### Work instructions
Report each line of the data that has "lugar" somewhere in it.

_ _ _

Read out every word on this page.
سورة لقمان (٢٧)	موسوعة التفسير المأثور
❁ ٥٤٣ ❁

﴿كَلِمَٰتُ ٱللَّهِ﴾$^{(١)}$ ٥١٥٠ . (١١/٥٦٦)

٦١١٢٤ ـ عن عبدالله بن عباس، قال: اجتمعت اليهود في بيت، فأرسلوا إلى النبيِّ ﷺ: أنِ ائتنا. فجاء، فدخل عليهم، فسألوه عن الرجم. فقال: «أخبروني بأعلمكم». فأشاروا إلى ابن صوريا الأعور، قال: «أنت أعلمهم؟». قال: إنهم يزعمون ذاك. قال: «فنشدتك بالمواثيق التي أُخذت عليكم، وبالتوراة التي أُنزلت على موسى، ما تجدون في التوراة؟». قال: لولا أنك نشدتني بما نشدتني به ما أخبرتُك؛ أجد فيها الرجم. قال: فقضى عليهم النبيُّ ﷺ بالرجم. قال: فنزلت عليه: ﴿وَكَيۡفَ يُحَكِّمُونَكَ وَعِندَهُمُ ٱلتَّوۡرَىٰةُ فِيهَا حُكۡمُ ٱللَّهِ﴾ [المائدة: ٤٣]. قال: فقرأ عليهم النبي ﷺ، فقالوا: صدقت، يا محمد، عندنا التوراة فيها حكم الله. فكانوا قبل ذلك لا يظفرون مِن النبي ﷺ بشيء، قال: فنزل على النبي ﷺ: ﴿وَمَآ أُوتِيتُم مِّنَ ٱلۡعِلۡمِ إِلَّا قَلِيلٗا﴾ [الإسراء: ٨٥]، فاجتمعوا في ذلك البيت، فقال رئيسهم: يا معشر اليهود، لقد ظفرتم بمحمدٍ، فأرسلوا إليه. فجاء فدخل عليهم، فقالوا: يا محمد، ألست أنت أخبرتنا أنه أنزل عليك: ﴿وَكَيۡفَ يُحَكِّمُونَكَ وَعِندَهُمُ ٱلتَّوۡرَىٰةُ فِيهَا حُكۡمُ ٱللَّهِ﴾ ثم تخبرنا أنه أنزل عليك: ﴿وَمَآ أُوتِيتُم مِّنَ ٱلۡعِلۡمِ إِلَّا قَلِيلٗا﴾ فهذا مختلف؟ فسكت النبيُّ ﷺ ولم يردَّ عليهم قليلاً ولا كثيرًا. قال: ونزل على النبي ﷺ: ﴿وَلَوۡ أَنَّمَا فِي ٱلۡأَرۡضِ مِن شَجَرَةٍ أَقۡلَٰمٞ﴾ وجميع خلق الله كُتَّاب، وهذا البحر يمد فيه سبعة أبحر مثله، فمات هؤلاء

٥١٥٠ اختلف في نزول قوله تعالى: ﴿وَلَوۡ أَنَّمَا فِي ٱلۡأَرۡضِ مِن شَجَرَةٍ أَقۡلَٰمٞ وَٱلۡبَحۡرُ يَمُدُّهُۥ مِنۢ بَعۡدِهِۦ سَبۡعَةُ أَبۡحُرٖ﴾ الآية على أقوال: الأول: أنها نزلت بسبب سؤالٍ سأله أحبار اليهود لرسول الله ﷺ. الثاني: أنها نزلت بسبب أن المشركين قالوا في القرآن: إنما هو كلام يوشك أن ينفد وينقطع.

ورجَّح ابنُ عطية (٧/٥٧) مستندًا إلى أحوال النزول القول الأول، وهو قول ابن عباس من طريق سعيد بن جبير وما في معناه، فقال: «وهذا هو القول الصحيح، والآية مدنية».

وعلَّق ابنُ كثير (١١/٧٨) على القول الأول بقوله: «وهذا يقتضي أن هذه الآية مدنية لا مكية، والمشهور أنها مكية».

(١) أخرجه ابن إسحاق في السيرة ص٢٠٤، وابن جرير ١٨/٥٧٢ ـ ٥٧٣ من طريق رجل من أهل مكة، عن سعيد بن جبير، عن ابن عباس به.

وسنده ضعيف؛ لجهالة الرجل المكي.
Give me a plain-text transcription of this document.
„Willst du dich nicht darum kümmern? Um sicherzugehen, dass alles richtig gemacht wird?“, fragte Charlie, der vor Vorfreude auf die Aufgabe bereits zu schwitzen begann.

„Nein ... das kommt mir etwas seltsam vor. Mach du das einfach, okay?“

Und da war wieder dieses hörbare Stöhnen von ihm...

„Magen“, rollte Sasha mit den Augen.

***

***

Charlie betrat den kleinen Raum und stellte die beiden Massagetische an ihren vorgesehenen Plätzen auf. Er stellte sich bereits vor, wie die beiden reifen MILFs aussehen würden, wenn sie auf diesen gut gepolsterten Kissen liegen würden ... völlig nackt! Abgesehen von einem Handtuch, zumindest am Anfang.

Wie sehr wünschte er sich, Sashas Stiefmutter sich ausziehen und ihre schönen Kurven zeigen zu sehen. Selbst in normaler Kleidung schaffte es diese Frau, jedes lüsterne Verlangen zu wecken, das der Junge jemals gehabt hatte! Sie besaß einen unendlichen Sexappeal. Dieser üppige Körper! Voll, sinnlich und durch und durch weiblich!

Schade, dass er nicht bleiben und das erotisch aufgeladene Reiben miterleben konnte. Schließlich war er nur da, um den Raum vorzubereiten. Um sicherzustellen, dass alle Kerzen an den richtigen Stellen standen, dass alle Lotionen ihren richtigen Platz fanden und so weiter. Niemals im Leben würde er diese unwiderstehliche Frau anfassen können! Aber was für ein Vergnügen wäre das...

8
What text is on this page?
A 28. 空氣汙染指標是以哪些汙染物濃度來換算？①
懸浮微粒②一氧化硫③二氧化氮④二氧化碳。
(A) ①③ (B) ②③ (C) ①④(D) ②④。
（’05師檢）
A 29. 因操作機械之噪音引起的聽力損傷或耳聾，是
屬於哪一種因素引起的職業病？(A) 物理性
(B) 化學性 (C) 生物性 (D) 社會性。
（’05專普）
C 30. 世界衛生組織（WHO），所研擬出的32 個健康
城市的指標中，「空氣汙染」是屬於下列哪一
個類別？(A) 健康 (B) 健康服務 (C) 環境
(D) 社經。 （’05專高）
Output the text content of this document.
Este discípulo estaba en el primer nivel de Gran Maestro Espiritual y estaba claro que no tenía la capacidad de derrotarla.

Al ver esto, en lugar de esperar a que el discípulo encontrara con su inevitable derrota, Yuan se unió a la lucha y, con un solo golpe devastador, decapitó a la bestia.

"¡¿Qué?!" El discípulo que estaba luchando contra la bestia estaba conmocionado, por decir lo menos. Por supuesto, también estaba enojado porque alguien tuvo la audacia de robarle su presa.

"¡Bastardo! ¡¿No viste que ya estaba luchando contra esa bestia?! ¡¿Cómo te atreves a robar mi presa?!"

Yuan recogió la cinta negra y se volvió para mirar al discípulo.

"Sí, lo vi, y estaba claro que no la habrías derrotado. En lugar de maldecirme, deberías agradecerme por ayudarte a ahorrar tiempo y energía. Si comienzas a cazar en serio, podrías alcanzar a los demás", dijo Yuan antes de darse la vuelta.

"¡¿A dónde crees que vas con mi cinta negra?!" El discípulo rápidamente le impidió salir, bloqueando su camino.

_ _ _

### Solved exercise
Al ver esto, en lugar de esperar a que el discípulo encontrara con su inevitable derrota, Yuan se unió a la lucha y, con un solo golpe devastador, decapitó a la bestia.
"Sí, lo vi, y estaba claro que no la habrías derrotado. En lugar de maldecirme, deberías agradecerme por ayudarte a ahorrar tiempo y energía. Si comienzas a cazar en serio, podrías alcanzar a los demás", dijo Yuan antes de darse la vuelta.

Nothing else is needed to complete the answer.